-- START RECORDS TO PROCESS --
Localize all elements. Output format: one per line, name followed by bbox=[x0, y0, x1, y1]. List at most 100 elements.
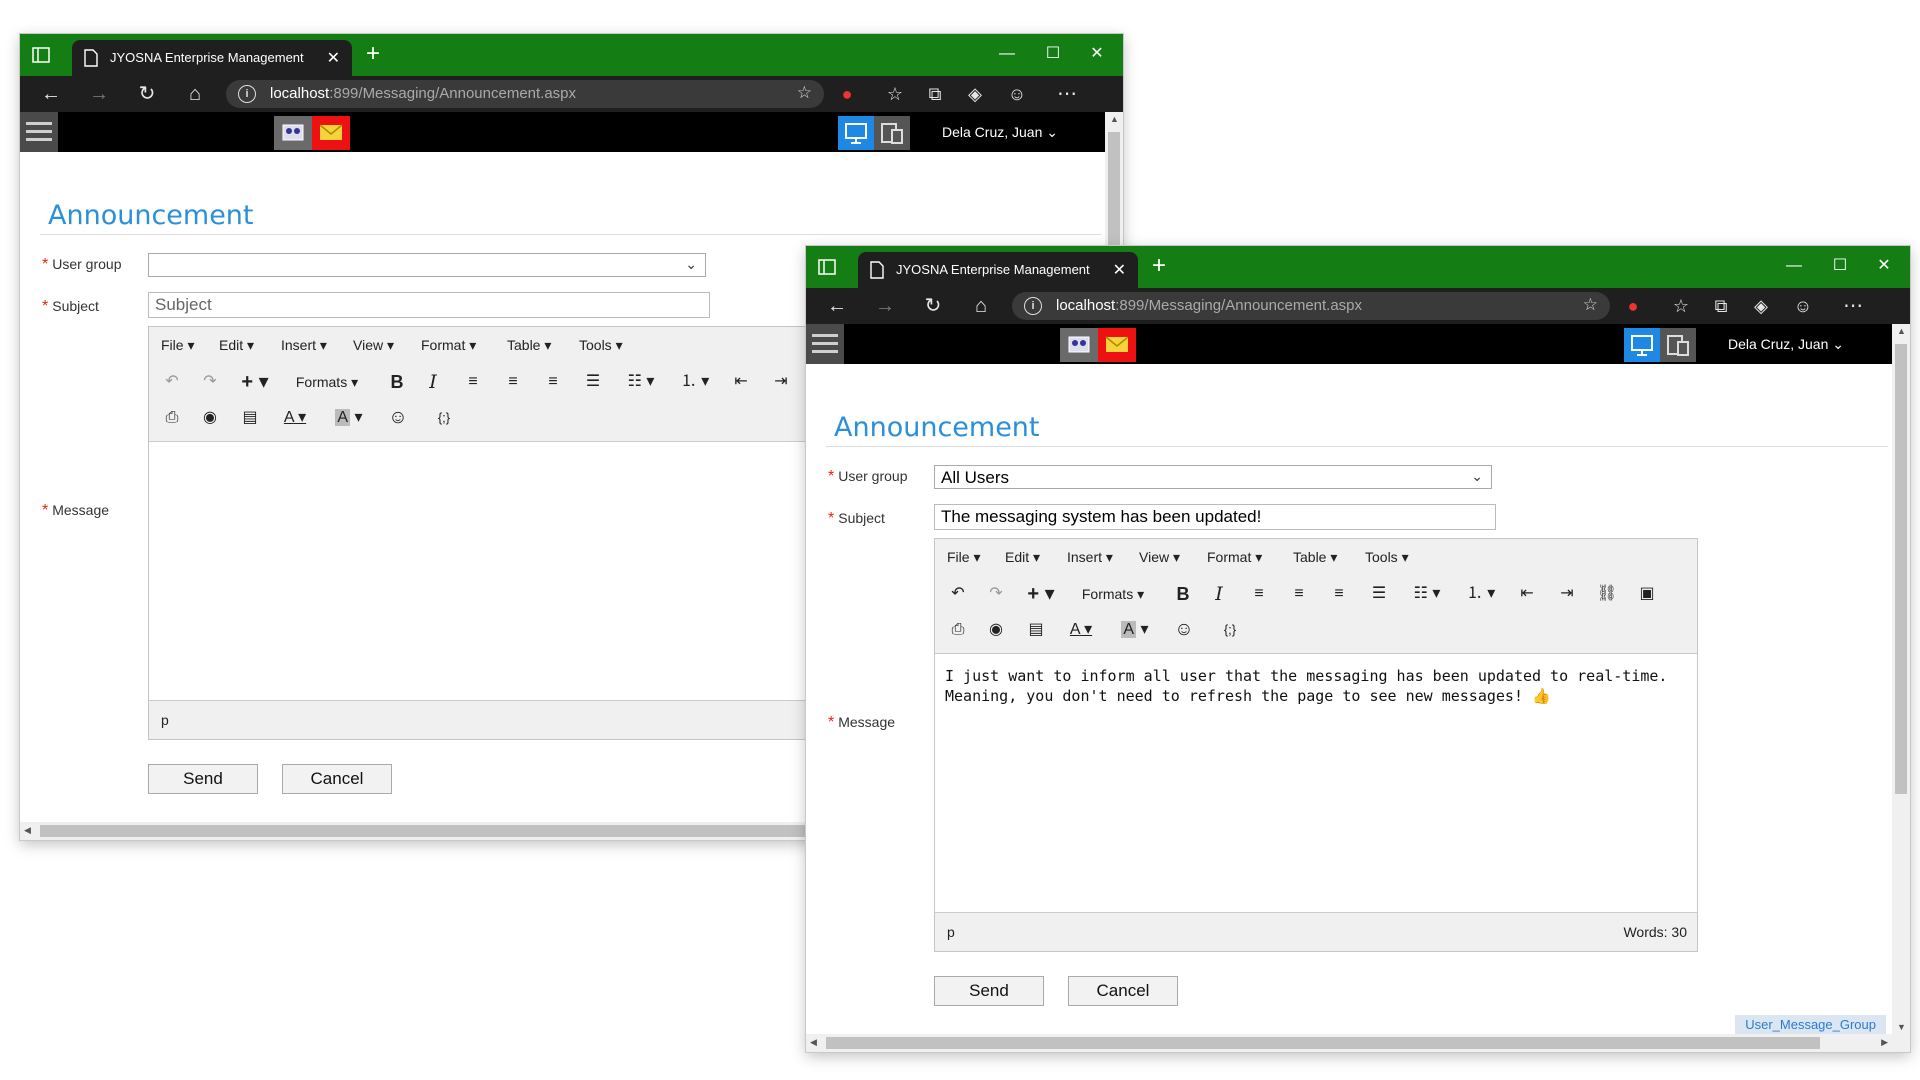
menu-edit[interactable]: Edit ▾ bbox=[219, 337, 254, 354]
menu-edit[interactable]: Edit ▾ bbox=[1005, 549, 1040, 566]
subject-input[interactable]: Subject bbox=[148, 292, 710, 318]
refresh-icon[interactable]: ↻ bbox=[918, 292, 948, 320]
more-icon[interactable]: ⋯ bbox=[1838, 292, 1868, 320]
redo-icon[interactable]: ↷ bbox=[197, 369, 223, 395]
outdent-icon[interactable]: ⇤ bbox=[729, 369, 753, 395]
panel-icon[interactable] bbox=[32, 46, 50, 64]
profile-icon[interactable]: ☺ bbox=[1002, 80, 1032, 108]
code-sample-button[interactable]: {;} bbox=[429, 405, 459, 431]
font-color-button[interactable]: A ▾ bbox=[275, 405, 315, 431]
people-icon[interactable] bbox=[274, 116, 312, 150]
shield-icon[interactable]: ◈ bbox=[960, 80, 990, 108]
maximize-icon[interactable]: ☐ bbox=[1820, 254, 1860, 278]
desktop-icon[interactable] bbox=[1624, 328, 1660, 362]
close-icon[interactable]: ✕ bbox=[327, 48, 340, 68]
people-icon[interactable] bbox=[1060, 328, 1098, 362]
mobile-icon[interactable] bbox=[1660, 328, 1696, 362]
element-path[interactable]: p bbox=[161, 712, 169, 728]
close-icon[interactable]: ✕ bbox=[1113, 260, 1126, 280]
mail-icon[interactable] bbox=[312, 116, 350, 150]
hamburger-icon[interactable] bbox=[20, 112, 58, 152]
menu-insert[interactable]: Insert ▾ bbox=[1067, 549, 1113, 566]
close-window-icon[interactable]: ✕ bbox=[1864, 254, 1904, 278]
font-color-button[interactable]: A ▾ bbox=[1061, 617, 1101, 643]
preview-icon[interactable]: ◉ bbox=[197, 405, 223, 431]
hamburger-icon[interactable] bbox=[806, 324, 844, 364]
extension-icon[interactable]: ● bbox=[1618, 292, 1648, 320]
italic-button[interactable]: I bbox=[1207, 581, 1231, 607]
menu-format[interactable]: Format ▾ bbox=[1207, 549, 1262, 566]
user-menu[interactable]: Dela Cruz, Juan ⌄ bbox=[1728, 336, 1844, 353]
code-sample-button[interactable]: {;} bbox=[1215, 617, 1245, 643]
message-body[interactable]: I just want to inform all user that the … bbox=[935, 654, 1697, 912]
element-path[interactable]: p bbox=[947, 924, 955, 940]
profile-icon[interactable]: ☺ bbox=[1788, 292, 1818, 320]
indent-icon[interactable]: ⇥ bbox=[769, 369, 793, 395]
url-field[interactable]: i localhost:899/Messaging/Announcement.a… bbox=[226, 80, 824, 108]
italic-button[interactable]: I bbox=[421, 369, 445, 395]
back-icon[interactable]: ← bbox=[36, 80, 66, 108]
scroll-thumb[interactable] bbox=[1895, 344, 1907, 794]
user-group-select[interactable]: All Users ⌄ bbox=[934, 465, 1492, 489]
user-group-select[interactable]: ⌄ bbox=[148, 253, 706, 277]
menu-format[interactable]: Format ▾ bbox=[421, 337, 476, 354]
undo-icon[interactable]: ↶ bbox=[945, 581, 971, 607]
horizontal-scrollbar[interactable]: ◀ ▶ bbox=[806, 1034, 1910, 1052]
star-icon[interactable]: ☆ bbox=[797, 83, 812, 103]
cancel-button[interactable]: Cancel bbox=[282, 764, 392, 794]
numbered-list-icon[interactable]: ⒈ ▾ bbox=[675, 369, 715, 395]
home-icon[interactable]: ⌂ bbox=[180, 80, 210, 108]
align-left-icon[interactable]: ≡ bbox=[461, 369, 485, 395]
justify-icon[interactable]: ☰ bbox=[1367, 581, 1391, 607]
menu-table[interactable]: Table ▾ bbox=[1293, 549, 1337, 566]
mail-icon[interactable] bbox=[1098, 328, 1136, 362]
favorites-icon[interactable]: ☆ bbox=[1666, 292, 1696, 320]
back-icon[interactable]: ← bbox=[822, 292, 852, 320]
link-icon[interactable]: ⛓ bbox=[1595, 581, 1619, 607]
bold-button[interactable]: B bbox=[385, 369, 409, 395]
print-icon[interactable]: ⎙ bbox=[159, 405, 185, 431]
vertical-scrollbar[interactable]: ▲ ▼ bbox=[1892, 324, 1910, 1034]
insert-plus-icon[interactable]: + ▾ bbox=[1023, 581, 1059, 607]
forward-icon[interactable]: → bbox=[84, 80, 114, 108]
bold-button[interactable]: B bbox=[1171, 581, 1195, 607]
collections-icon[interactable]: ⧉ bbox=[920, 80, 950, 108]
menu-view[interactable]: View ▾ bbox=[353, 337, 394, 354]
justify-icon[interactable]: ☰ bbox=[581, 369, 605, 395]
extension-icon[interactable]: ● bbox=[832, 80, 862, 108]
send-button[interactable]: Send bbox=[148, 764, 258, 794]
browser-tab[interactable]: JYOSNA Enterprise Management ✕ bbox=[858, 252, 1138, 288]
insert-plus-icon[interactable]: + ▾ bbox=[237, 369, 273, 395]
minimize-icon[interactable]: — bbox=[1774, 254, 1814, 278]
menu-file[interactable]: File ▾ bbox=[161, 337, 194, 354]
undo-icon[interactable]: ↶ bbox=[159, 369, 185, 395]
numbered-list-icon[interactable]: ⒈ ▾ bbox=[1461, 581, 1501, 607]
menu-view[interactable]: View ▾ bbox=[1139, 549, 1180, 566]
home-icon[interactable]: ⌂ bbox=[966, 292, 996, 320]
info-icon[interactable]: i bbox=[1024, 297, 1042, 315]
more-icon[interactable]: ⋯ bbox=[1052, 80, 1082, 108]
send-button[interactable]: Send bbox=[934, 976, 1044, 1006]
outdent-icon[interactable]: ⇤ bbox=[1515, 581, 1539, 607]
align-left-icon[interactable]: ≡ bbox=[1247, 581, 1271, 607]
bullet-list-icon[interactable]: ☷ ▾ bbox=[621, 369, 661, 395]
panel-icon[interactable] bbox=[818, 258, 836, 276]
collections-icon[interactable]: ⧉ bbox=[1706, 292, 1736, 320]
shield-icon[interactable]: ◈ bbox=[1746, 292, 1776, 320]
media-icon[interactable]: ▤ bbox=[237, 405, 263, 431]
formats-dropdown[interactable]: Formats ▾ bbox=[1075, 581, 1151, 607]
emoji-icon[interactable]: ☺ bbox=[1171, 617, 1197, 643]
forward-icon[interactable]: → bbox=[870, 292, 900, 320]
browser-tab[interactable]: JYOSNA Enterprise Management ✕ bbox=[72, 40, 352, 76]
refresh-icon[interactable]: ↻ bbox=[132, 80, 162, 108]
formats-dropdown[interactable]: Formats ▾ bbox=[289, 369, 365, 395]
plus-icon[interactable]: + bbox=[1152, 252, 1166, 280]
desktop-icon[interactable] bbox=[838, 116, 874, 150]
cancel-button[interactable]: Cancel bbox=[1068, 976, 1178, 1006]
preview-icon[interactable]: ◉ bbox=[983, 617, 1009, 643]
image-icon[interactable]: ▣ bbox=[1635, 581, 1659, 607]
bullet-list-icon[interactable]: ☷ ▾ bbox=[1407, 581, 1447, 607]
subject-input[interactable]: The messaging system has been updated! bbox=[934, 504, 1496, 530]
menu-tools[interactable]: Tools ▾ bbox=[1365, 549, 1409, 566]
background-color-button[interactable]: A ▾ bbox=[1115, 617, 1155, 643]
-- END RECORDS TO PROCESS --
[EXERCISE DIRECTIONS] Which lines of the listing above contain the string *"italic"*, with letter case taken into account? Extract each of those lines in full.

[THE ANSWER]
italic-button[interactable]: I bbox=[1207, 581, 1231, 607]
italic-button[interactable]: I bbox=[421, 369, 445, 395]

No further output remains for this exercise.